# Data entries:
──────────────────────────────
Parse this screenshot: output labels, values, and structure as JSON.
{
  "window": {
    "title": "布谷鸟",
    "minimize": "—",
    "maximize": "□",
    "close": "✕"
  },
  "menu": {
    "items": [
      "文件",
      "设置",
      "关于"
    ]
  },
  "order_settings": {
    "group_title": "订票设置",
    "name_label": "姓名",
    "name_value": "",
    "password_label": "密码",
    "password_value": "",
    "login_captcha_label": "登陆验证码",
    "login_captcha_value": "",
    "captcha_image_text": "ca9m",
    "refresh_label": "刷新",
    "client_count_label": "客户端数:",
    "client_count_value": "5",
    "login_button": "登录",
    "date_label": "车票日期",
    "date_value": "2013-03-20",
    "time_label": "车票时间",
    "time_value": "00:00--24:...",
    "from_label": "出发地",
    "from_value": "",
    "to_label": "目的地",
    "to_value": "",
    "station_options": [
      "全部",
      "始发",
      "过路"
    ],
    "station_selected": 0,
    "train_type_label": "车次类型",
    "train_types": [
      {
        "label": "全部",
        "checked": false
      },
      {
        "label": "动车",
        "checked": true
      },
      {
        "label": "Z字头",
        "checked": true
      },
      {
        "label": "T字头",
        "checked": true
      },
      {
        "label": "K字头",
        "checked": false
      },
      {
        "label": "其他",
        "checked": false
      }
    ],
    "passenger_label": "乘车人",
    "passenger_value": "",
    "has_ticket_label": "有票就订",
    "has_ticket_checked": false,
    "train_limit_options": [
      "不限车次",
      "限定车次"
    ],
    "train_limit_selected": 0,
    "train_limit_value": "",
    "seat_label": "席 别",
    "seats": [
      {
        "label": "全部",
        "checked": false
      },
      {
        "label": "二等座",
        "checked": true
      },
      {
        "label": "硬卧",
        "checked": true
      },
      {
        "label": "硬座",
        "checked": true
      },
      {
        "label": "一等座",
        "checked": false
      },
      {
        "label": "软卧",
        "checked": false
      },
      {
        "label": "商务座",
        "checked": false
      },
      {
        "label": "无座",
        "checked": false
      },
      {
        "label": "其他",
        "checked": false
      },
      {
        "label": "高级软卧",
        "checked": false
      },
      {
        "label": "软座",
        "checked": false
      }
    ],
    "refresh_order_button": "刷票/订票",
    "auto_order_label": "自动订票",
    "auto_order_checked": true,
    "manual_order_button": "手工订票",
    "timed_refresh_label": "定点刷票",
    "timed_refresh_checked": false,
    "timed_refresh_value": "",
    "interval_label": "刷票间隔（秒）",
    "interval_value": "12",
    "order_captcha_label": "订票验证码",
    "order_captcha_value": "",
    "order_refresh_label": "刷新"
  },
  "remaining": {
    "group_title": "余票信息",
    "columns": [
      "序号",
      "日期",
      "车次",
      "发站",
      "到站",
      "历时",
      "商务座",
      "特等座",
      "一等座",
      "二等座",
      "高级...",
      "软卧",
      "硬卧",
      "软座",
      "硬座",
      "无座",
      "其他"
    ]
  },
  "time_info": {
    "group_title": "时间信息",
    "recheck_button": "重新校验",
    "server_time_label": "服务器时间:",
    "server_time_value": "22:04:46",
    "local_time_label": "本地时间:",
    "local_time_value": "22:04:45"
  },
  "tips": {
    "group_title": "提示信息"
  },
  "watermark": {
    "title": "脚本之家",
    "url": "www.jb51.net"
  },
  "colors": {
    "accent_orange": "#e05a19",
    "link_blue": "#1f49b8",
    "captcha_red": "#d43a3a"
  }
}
──────────────────────────────
# Goal:
Write out the entries above word for word.

# Solution:
Parse this screenshot: output labels, values, and structure as JSON.
{
  "window": {
    "title": "布谷鸟",
    "minimize": "—",
    "maximize": "□",
    "close": "✕"
  },
  "menu": {
    "items": [
      "文件",
      "设置",
      "关于"
    ]
  },
  "order_settings": {
    "group_title": "订票设置",
    "name_label": "姓名",
    "name_value": "",
    "password_label": "密码",
    "password_value": "",
    "login_captcha_label": "登陆验证码",
    "login_captcha_value": "",
    "captcha_image_text": "ca9m",
    "refresh_label": "刷新",
    "client_count_label": "客户端数:",
    "client_count_value": "5",
    "login_button": "登录",
    "date_label": "车票日期",
    "date_value": "2013-03-20",
    "time_label": "车票时间",
    "time_value": "00:00--24:...",
    "from_label": "出发地",
    "from_value": "",
    "to_label": "目的地",
    "to_value": "",
    "station_options": [
      "全部",
      "始发",
      "过路"
    ],
    "station_selected": 0,
    "train_type_label": "车次类型",
    "train_types": [
      {
        "label": "全部",
        "checked": false
      },
      {
        "label": "动车",
        "checked": true
      },
      {
        "label": "Z字头",
        "checked": true
      },
      {
        "label": "T字头",
        "checked": true
      },
      {
        "label": "K字头",
        "checked": false
      },
      {
        "label": "其他",
        "checked": false
      }
    ],
    "passenger_label": "乘车人",
    "passenger_value": "",
    "has_ticket_label": "有票就订",
    "has_ticket_checked": false,
    "train_limit_options": [
      "不限车次",
      "限定车次"
    ],
    "train_limit_selected": 0,
    "train_limit_value": "",
    "seat_label": "席 别",
    "seats": [
      {
        "label": "全部",
        "checked": false
      },
      {
        "label": "二等座",
        "checked": true
      },
      {
        "label": "硬卧",
        "checked": true
      },
      {
        "label": "硬座",
        "checked": true
      },
      {
        "label": "一等座",
        "checked": false
      },
      {
        "label": "软卧",
        "checked": false
      },
      {
        "label": "商务座",
        "checked": false
      },
      {
        "label": "无座",
        "checked": false
      },
      {
        "label": "其他",
        "checked": false
      },
      {
        "label": "高级软卧",
        "checked": false
      },
      {
        "label": "软座",
        "checked": false
      }
    ],
    "refresh_order_button": "刷票/订票",
    "auto_order_label": "自动订票",
    "auto_order_checked": true,
    "manual_order_button": "手工订票",
    "timed_refresh_label": "定点刷票",
    "timed_refresh_checked": false,
    "timed_refresh_value": "",
    "interval_label": "刷票间隔（秒）",
    "interval_value": "12",
    "order_captcha_label": "订票验证码",
    "order_captcha_value": "",
    "order_refresh_label": "刷新"
  },
  "remaining": {
    "group_title": "余票信息",
    "columns": [
      "序号",
      "日期",
      "车次",
      "发站",
      "到站",
      "历时",
      "商务座",
      "特等座",
      "一等座",
      "二等座",
      "高级...",
      "软卧",
      "硬卧",
      "软座",
      "硬座",
      "无座",
      "其他"
    ]
  },
  "time_info": {
    "group_title": "时间信息",
    "recheck_button": "重新校验",
    "server_time_label": "服务器时间:",
    "server_time_value": "22:04:46",
    "local_time_label": "本地时间:",
    "local_time_value": "22:04:45"
  },
  "tips": {
    "group_title": "提示信息"
  },
  "watermark": {
    "title": "脚本之家",
    "url": "www.jb51.net"
  },
  "colors": {
    "accent_orange": "#e05a19",
    "link_blue": "#1f49b8",
    "captcha_red": "#d43a3a"
  }
}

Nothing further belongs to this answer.